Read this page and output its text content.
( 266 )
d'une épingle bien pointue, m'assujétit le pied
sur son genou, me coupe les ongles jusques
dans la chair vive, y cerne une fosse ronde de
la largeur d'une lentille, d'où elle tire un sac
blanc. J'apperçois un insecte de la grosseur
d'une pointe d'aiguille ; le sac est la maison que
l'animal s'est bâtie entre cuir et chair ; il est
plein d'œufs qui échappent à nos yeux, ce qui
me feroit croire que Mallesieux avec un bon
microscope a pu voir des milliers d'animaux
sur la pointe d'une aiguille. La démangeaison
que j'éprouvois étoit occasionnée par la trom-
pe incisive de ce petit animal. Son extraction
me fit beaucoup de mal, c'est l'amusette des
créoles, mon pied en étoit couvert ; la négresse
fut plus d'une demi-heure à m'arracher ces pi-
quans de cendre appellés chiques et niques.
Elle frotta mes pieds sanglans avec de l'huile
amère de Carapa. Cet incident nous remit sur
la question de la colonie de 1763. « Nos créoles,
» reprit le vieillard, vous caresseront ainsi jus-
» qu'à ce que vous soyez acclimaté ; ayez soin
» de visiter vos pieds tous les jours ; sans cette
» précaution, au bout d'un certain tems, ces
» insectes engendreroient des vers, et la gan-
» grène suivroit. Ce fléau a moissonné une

Exercise requirements: Quote the entire listing above exactly.

Result:
Read this page and output its text content.
( 266 )
d'une épingle bien pointue, m'assujétit le pied
sur son genou, me coupe les ongles jusques
dans la chair vive, y cerne une fosse ronde de
la largeur d'une lentille, d'où elle tire un sac
blanc. J'apperçois un insecte de la grosseur
d'une pointe d'aiguille ; le sac est la maison que
l'animal s'est bâtie entre cuir et chair ; il est
plein d'œufs qui échappent à nos yeux, ce qui
me feroit croire que Mallesieux avec un bon
microscope a pu voir des milliers d'animaux
sur la pointe d'une aiguille. La démangeaison
que j'éprouvois étoit occasionnée par la trom-
pe incisive de ce petit animal. Son extraction
me fit beaucoup de mal, c'est l'amusette des
créoles, mon pied en étoit couvert ; la négresse
fut plus d'une demi-heure à m'arracher ces pi-
quans de cendre appellés chiques et niques.
Elle frotta mes pieds sanglans avec de l'huile
amère de Carapa. Cet incident nous remit sur
la question de la colonie de 1763. « Nos créoles,
» reprit le vieillard, vous caresseront ainsi jus-
» qu'à ce que vous soyez acclimaté ; ayez soin
» de visiter vos pieds tous les jours ; sans cette
» précaution, au bout d'un certain tems, ces
» insectes engendreroient des vers, et la gan-
» grène suivroit. Ce fléau a moissonné une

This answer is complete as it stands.